» TASK INPUT:
◇ ◇ ◇ ◇

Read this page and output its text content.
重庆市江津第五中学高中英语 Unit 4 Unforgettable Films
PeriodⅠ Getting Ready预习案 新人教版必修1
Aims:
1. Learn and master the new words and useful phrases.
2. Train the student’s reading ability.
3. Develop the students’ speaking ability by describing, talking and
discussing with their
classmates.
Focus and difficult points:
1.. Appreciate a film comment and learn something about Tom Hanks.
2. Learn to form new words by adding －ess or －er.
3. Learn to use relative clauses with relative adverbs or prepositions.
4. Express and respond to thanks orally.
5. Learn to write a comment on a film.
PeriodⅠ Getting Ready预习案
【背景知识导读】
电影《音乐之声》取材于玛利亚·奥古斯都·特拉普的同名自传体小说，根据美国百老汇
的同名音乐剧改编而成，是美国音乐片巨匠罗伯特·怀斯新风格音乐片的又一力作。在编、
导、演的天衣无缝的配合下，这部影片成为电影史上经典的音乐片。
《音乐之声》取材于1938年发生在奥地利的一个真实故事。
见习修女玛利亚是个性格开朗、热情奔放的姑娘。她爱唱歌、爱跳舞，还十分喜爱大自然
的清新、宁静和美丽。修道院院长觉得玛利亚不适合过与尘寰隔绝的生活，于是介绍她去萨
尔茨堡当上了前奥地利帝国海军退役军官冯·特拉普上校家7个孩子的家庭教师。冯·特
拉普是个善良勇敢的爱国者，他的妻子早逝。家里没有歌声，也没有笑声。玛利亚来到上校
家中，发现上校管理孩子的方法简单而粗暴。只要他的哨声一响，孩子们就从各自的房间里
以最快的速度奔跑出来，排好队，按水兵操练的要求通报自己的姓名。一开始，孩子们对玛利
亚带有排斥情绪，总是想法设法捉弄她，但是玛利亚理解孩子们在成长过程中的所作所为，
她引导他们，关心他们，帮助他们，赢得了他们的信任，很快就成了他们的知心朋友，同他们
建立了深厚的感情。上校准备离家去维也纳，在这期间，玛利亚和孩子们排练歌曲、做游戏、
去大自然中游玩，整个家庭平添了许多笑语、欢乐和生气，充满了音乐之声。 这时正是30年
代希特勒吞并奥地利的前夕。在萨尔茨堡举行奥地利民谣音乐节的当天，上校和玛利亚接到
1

◇ ◇ ◇ ◇

» WHAT THE EXERCISE ASKS: Write down every line of the data exactly as it appears above.

» ANSWER TO THE PROBLEM:
Read this page and output its text content.
重庆市江津第五中学高中英语 Unit 4 Unforgettable Films
PeriodⅠ Getting Ready预习案 新人教版必修1
Aims:
1. Learn and master the new words and useful phrases.
2. Train the student’s reading ability.
3. Develop the students’ speaking ability by describing, talking and
discussing with their
classmates.
Focus and difficult points:
1.. Appreciate a film comment and learn something about Tom Hanks.
2. Learn to form new words by adding －ess or －er.
3. Learn to use relative clauses with relative adverbs or prepositions.
4. Express and respond to thanks orally.
5. Learn to write a comment on a film.
PeriodⅠ Getting Ready预习案
【背景知识导读】
电影《音乐之声》取材于玛利亚·奥古斯都·特拉普的同名自传体小说，根据美国百老汇
的同名音乐剧改编而成，是美国音乐片巨匠罗伯特·怀斯新风格音乐片的又一力作。在编、
导、演的天衣无缝的配合下，这部影片成为电影史上经典的音乐片。
《音乐之声》取材于1938年发生在奥地利的一个真实故事。
见习修女玛利亚是个性格开朗、热情奔放的姑娘。她爱唱歌、爱跳舞，还十分喜爱大自然
的清新、宁静和美丽。修道院院长觉得玛利亚不适合过与尘寰隔绝的生活，于是介绍她去萨
尔茨堡当上了前奥地利帝国海军退役军官冯·特拉普上校家7个孩子的家庭教师。冯·特
拉普是个善良勇敢的爱国者，他的妻子早逝。家里没有歌声，也没有笑声。玛利亚来到上校
家中，发现上校管理孩子的方法简单而粗暴。只要他的哨声一响，孩子们就从各自的房间里
以最快的速度奔跑出来，排好队，按水兵操练的要求通报自己的姓名。一开始，孩子们对玛利
亚带有排斥情绪，总是想法设法捉弄她，但是玛利亚理解孩子们在成长过程中的所作所为，
她引导他们，关心他们，帮助他们，赢得了他们的信任，很快就成了他们的知心朋友，同他们
建立了深厚的感情。上校准备离家去维也纳，在这期间，玛利亚和孩子们排练歌曲、做游戏、
去大自然中游玩，整个家庭平添了许多笑语、欢乐和生气，充满了音乐之声。 这时正是30年
代希特勒吞并奥地利的前夕。在萨尔茨堡举行奥地利民谣音乐节的当天，上校和玛利亚接到
1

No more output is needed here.